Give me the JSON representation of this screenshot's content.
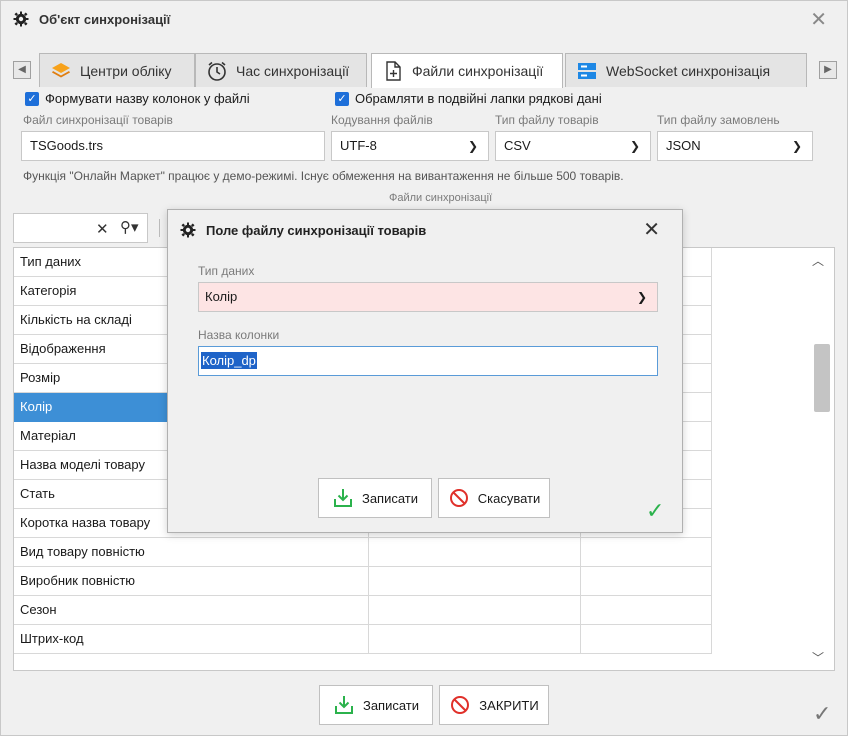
{
  "window": {
    "title": "Об'єкт синхронізації"
  },
  "tabs": [
    {
      "label": "Центри обліку"
    },
    {
      "label": "Час синхронізації"
    },
    {
      "label": "Файли синхронізації"
    },
    {
      "label": "WebSocket синхронізація"
    }
  ],
  "options": {
    "generate_column_names": "Формувати назву колонок у файлі",
    "quote_strings": "Обрамляти в подвійні лапки рядкові дані"
  },
  "fields": {
    "sync_file_label": "Файл синхронізації товарів",
    "sync_file_value": "TSGoods.trs",
    "encoding_label": "Кодування файлів",
    "encoding_value": "UTF-8",
    "goods_type_label": "Тип файлу товарів",
    "goods_type_value": "CSV",
    "orders_type_label": "Тип файлу замовлень",
    "orders_type_value": "JSON"
  },
  "notice": "Функція \"Онлайн Маркет\" працює у демо-режимі. Існує обмеження на вивантаження не більше 500 товарів.",
  "section_label": "Файли синхронізації",
  "table": {
    "rows": [
      "Тип даних",
      "Категорія",
      "Кількість на складі",
      "Відображення",
      "Розмір",
      "Колір",
      "Матеріал",
      "Назва моделі товару",
      "Стать",
      "Коротка назва товару",
      "Вид товару повністю",
      "Виробник повністю",
      "Сезон",
      "Штрих-код"
    ]
  },
  "footer": {
    "save_label": "Записати",
    "close_label": "ЗАКРИТИ"
  },
  "modal": {
    "title": "Поле файлу синхронізації товарів",
    "type_label": "Тип даних",
    "type_value": "Колір",
    "name_label": "Назва колонки",
    "name_value": "Колір_dp",
    "save_label": "Записати",
    "cancel_label": "Скасувати"
  },
  "colors": {
    "accent": "#1e6fd9",
    "selection": "#3d8fd6",
    "invalid_field": "#fde4e4",
    "ok_green": "#2bb24c"
  }
}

=======

◆ **What is needed**
Transcribe every line in the entries above, taking out only the images.

◆ **Exercise solution**
Give me the JSON representation of this screenshot's content.
{
  "window": {
    "title": "Об'єкт синхронізації"
  },
  "tabs": [
    {
      "label": "Центри обліку"
    },
    {
      "label": "Час синхронізації"
    },
    {
      "label": "Файли синхронізації"
    },
    {
      "label": "WebSocket синхронізація"
    }
  ],
  "options": {
    "generate_column_names": "Формувати назву колонок у файлі",
    "quote_strings": "Обрамляти в подвійні лапки рядкові дані"
  },
  "fields": {
    "sync_file_label": "Файл синхронізації товарів",
    "sync_file_value": "TSGoods.trs",
    "encoding_label": "Кодування файлів",
    "encoding_value": "UTF-8",
    "goods_type_label": "Тип файлу товарів",
    "goods_type_value": "CSV",
    "orders_type_label": "Тип файлу замовлень",
    "orders_type_value": "JSON"
  },
  "notice": "Функція \"Онлайн Маркет\" працює у демо-режимі. Існує обмеження на вивантаження не більше 500 товарів.",
  "section_label": "Файли синхронізації",
  "table": {
    "rows": [
      "Тип даних",
      "Категорія",
      "Кількість на складі",
      "Відображення",
      "Розмір",
      "Колір",
      "Матеріал",
      "Назва моделі товару",
      "Стать",
      "Коротка назва товару",
      "Вид товару повністю",
      "Виробник повністю",
      "Сезон",
      "Штрих-код"
    ]
  },
  "footer": {
    "save_label": "Записати",
    "close_label": "ЗАКРИТИ"
  },
  "modal": {
    "title": "Поле файлу синхронізації товарів",
    "type_label": "Тип даних",
    "type_value": "Колір",
    "name_label": "Назва колонки",
    "name_value": "Колір_dp",
    "save_label": "Записати",
    "cancel_label": "Скасувати"
  },
  "colors": {
    "accent": "#1e6fd9",
    "selection": "#3d8fd6",
    "invalid_field": "#fde4e4",
    "ok_green": "#2bb24c"
  }
}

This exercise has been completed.